╔══

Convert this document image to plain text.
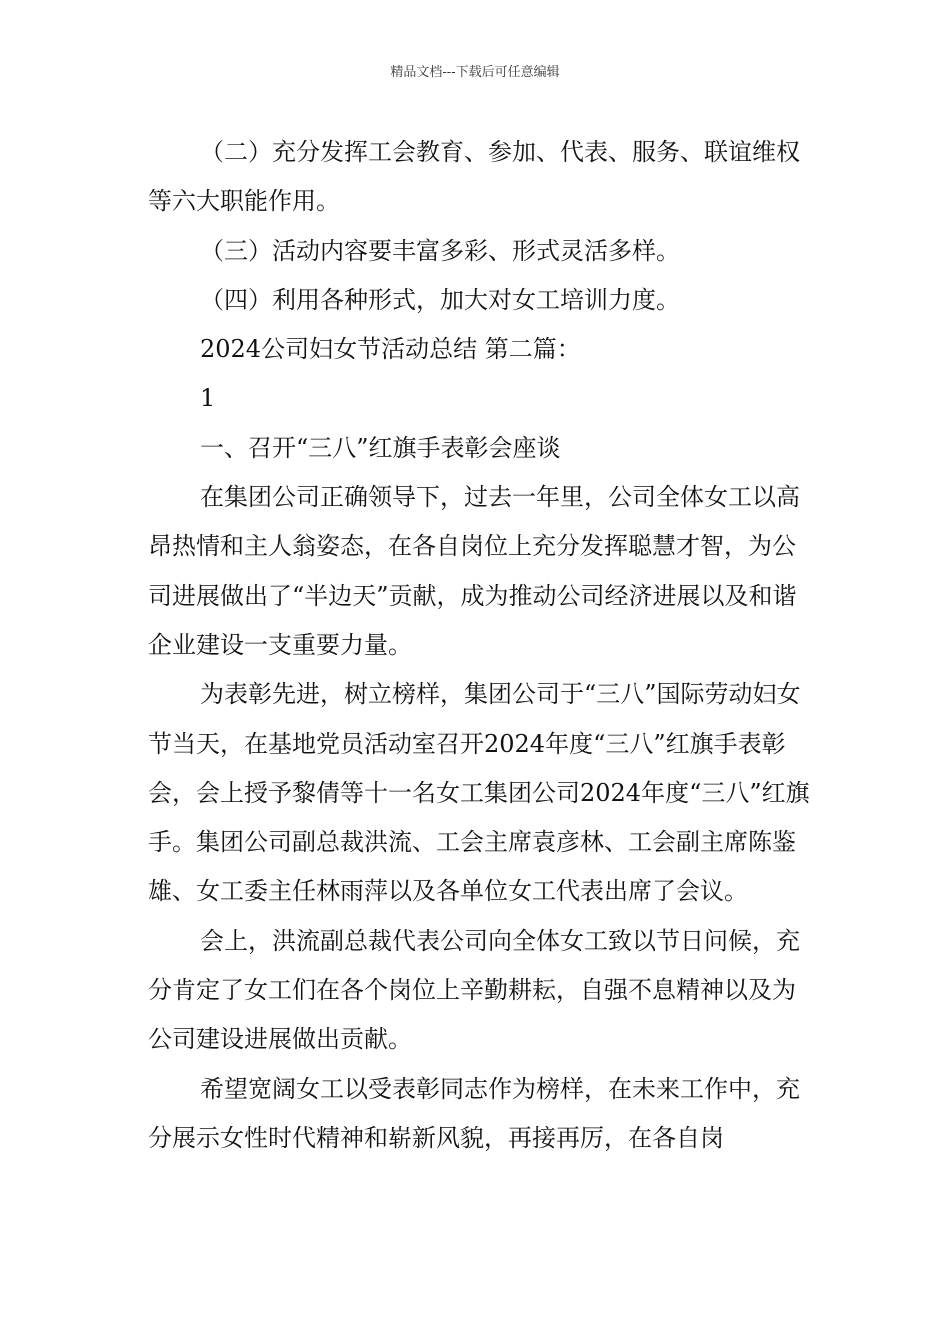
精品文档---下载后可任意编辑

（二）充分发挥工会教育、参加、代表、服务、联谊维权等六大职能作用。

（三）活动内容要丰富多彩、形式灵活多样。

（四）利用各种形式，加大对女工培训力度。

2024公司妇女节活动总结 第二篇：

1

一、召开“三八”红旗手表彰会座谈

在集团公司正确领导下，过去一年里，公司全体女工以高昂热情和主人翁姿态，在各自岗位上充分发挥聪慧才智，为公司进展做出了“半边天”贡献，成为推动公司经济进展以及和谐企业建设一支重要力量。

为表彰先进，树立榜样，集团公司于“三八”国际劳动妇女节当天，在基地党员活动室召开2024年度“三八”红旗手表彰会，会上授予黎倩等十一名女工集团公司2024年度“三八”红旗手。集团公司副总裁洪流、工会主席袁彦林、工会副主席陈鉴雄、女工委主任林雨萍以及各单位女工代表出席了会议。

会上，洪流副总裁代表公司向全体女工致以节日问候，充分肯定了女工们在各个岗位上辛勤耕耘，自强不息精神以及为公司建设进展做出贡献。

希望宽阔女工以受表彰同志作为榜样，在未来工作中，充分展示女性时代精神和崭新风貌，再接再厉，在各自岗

╚══

## DIRECTIONS FOR THIS TASK
Omit any images, then output the listing exactly.

## THE RESULT
Convert this document image to plain text.
精品文档---下载后可任意编辑

（二）充分发挥工会教育、参加、代表、服务、联谊维权等六大职能作用。

（三）活动内容要丰富多彩、形式灵活多样。

（四）利用各种形式，加大对女工培训力度。

2024公司妇女节活动总结 第二篇：

1

一、召开“三八”红旗手表彰会座谈

在集团公司正确领导下，过去一年里，公司全体女工以高昂热情和主人翁姿态，在各自岗位上充分发挥聪慧才智，为公司进展做出了“半边天”贡献，成为推动公司经济进展以及和谐企业建设一支重要力量。

为表彰先进，树立榜样，集团公司于“三八”国际劳动妇女节当天，在基地党员活动室召开2024年度“三八”红旗手表彰会，会上授予黎倩等十一名女工集团公司2024年度“三八”红旗手。集团公司副总裁洪流、工会主席袁彦林、工会副主席陈鉴雄、女工委主任林雨萍以及各单位女工代表出席了会议。

会上，洪流副总裁代表公司向全体女工致以节日问候，充分肯定了女工们在各个岗位上辛勤耕耘，自强不息精神以及为公司建设进展做出贡献。

希望宽阔女工以受表彰同志作为榜样，在未来工作中，充分展示女性时代精神和崭新风貌，再接再厉，在各自岗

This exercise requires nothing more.